Recorded data:
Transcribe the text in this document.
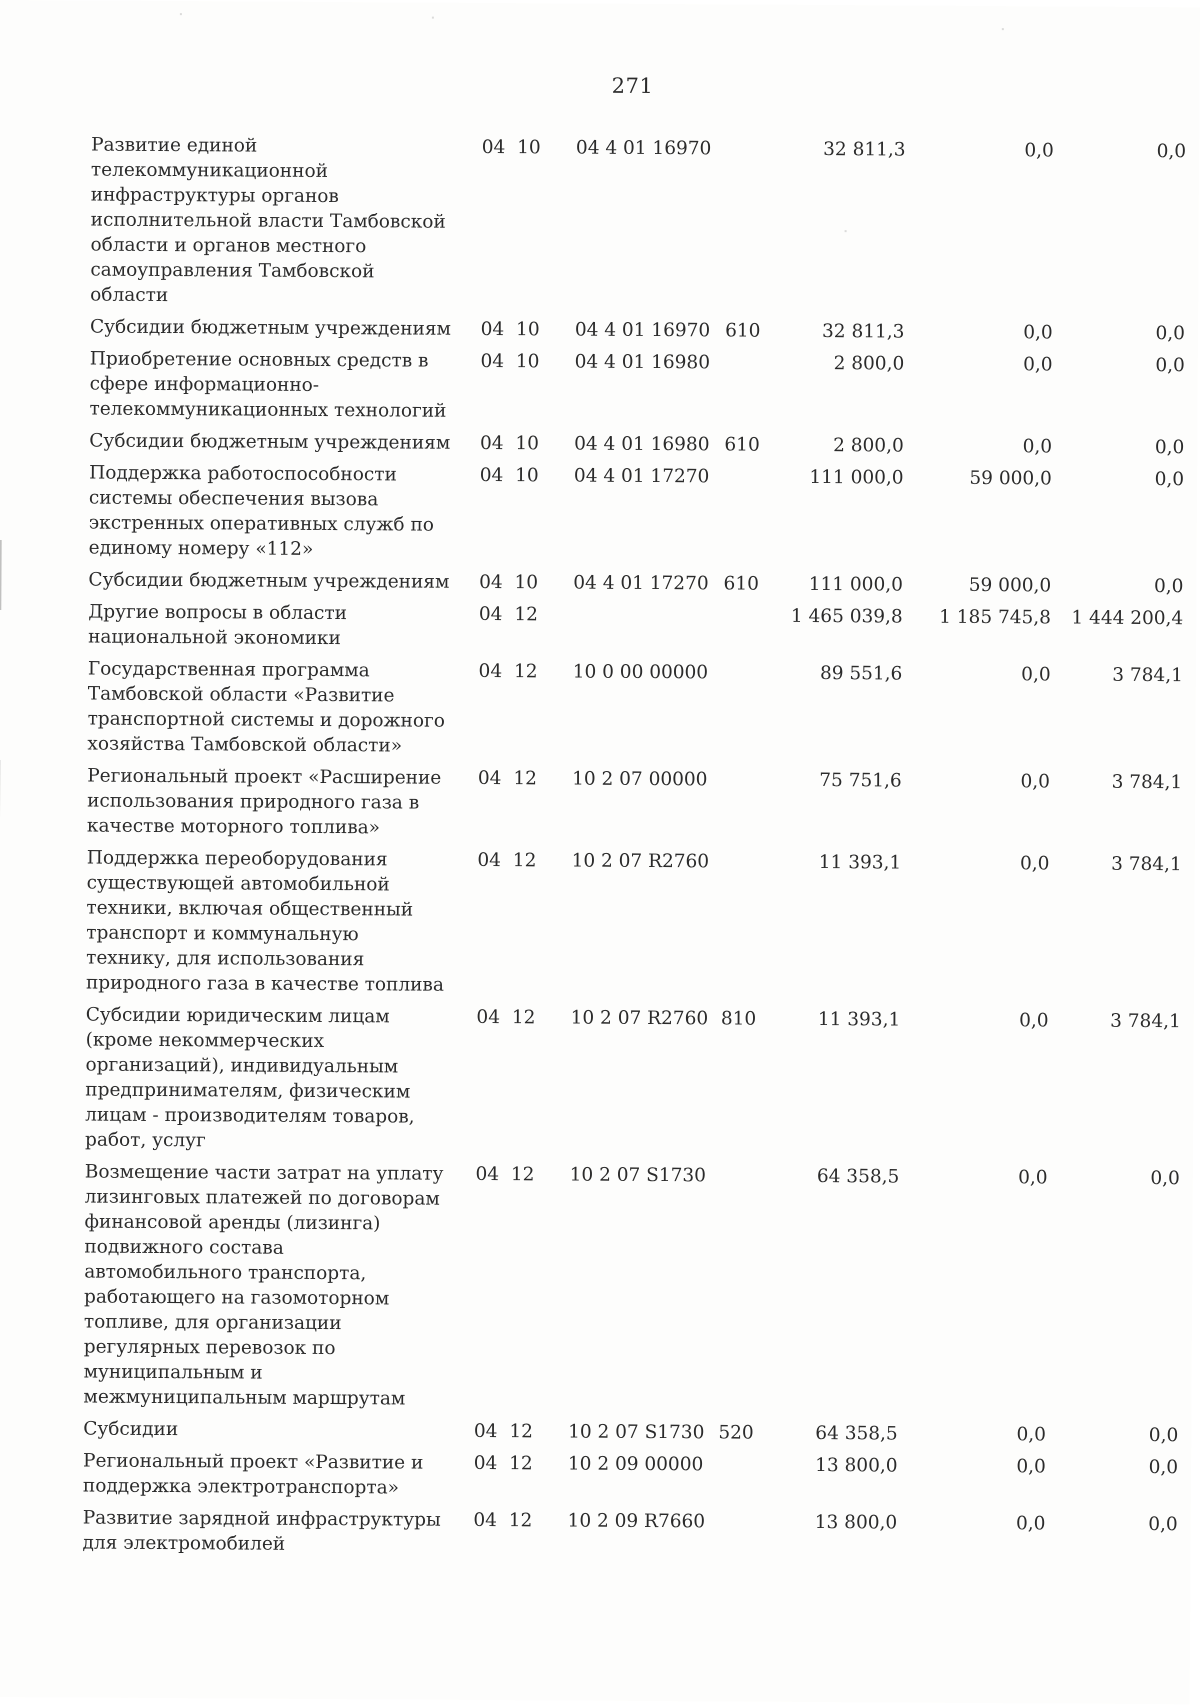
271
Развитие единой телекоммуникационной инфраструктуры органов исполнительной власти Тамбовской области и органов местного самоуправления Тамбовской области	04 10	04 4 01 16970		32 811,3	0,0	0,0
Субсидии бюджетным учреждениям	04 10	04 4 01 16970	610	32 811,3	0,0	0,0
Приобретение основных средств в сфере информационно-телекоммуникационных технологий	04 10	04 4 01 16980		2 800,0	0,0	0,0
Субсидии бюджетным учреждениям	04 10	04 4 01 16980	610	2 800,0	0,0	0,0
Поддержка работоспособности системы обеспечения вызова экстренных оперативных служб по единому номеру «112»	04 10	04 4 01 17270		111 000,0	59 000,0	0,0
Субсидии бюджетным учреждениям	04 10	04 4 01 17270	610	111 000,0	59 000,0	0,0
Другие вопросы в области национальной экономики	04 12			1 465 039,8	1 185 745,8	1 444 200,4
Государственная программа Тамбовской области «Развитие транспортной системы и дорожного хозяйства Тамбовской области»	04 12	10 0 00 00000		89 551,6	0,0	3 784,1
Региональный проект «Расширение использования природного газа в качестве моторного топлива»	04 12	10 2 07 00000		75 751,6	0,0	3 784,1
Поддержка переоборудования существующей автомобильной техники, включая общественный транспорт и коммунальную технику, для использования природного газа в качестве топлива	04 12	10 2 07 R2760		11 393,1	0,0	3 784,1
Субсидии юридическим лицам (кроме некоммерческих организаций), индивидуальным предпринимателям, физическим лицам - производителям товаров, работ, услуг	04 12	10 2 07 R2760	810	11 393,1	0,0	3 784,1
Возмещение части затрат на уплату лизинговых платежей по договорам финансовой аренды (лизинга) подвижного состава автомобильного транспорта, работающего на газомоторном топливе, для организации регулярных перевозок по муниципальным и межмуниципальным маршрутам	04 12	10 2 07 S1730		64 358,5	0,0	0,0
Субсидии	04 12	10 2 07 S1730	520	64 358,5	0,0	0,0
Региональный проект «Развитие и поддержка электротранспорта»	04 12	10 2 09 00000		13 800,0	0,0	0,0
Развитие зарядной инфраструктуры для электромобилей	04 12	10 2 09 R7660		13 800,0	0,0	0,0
* * *
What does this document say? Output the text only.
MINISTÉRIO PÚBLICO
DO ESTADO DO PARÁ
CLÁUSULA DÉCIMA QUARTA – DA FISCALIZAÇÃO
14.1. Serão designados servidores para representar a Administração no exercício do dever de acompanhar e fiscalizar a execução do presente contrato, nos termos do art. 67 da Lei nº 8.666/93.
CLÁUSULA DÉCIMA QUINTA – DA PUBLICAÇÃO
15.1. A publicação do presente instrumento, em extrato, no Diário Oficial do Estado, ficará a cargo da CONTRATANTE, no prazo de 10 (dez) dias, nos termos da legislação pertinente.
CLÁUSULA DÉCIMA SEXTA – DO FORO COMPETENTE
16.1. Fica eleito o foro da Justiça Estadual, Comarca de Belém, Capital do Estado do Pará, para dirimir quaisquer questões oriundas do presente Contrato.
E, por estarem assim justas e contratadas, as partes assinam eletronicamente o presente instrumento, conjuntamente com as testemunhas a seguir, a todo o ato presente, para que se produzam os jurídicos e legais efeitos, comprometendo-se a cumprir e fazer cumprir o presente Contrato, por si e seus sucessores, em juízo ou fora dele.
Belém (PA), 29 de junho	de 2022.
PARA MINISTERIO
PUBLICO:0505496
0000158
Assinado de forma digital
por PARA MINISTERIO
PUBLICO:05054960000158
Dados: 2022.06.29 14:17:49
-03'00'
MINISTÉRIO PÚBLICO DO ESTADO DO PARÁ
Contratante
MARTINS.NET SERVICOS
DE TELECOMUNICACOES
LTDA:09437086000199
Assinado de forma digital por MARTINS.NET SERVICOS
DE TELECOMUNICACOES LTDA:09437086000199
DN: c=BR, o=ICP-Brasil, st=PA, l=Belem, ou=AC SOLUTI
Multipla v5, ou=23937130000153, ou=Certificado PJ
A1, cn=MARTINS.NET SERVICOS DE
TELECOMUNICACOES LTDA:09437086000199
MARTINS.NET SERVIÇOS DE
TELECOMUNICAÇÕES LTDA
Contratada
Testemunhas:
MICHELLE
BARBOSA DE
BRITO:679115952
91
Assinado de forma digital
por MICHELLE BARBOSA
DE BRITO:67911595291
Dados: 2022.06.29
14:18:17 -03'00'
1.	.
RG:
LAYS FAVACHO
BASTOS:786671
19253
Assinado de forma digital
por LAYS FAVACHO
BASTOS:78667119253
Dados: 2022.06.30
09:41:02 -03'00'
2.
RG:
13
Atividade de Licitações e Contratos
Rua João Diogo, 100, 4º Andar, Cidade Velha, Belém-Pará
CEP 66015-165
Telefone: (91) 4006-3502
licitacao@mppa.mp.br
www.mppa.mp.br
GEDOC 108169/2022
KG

* **Directions**: From the entries above, pull out each line that includes "газа".

* **Output of the exercise**:
Региональный проект «Расширение использования природного газа в качестве моторного топлива»	04 12	10 2 07 00000		75 751,6	0,0	3 784,1
Поддержка переоборудования существующей автомобильной техники, включая общественный транспорт и коммунальную технику, для использования природного газа в качестве топлива	04 12	10 2 07 R2760		11 393,1	0,0	3 784,1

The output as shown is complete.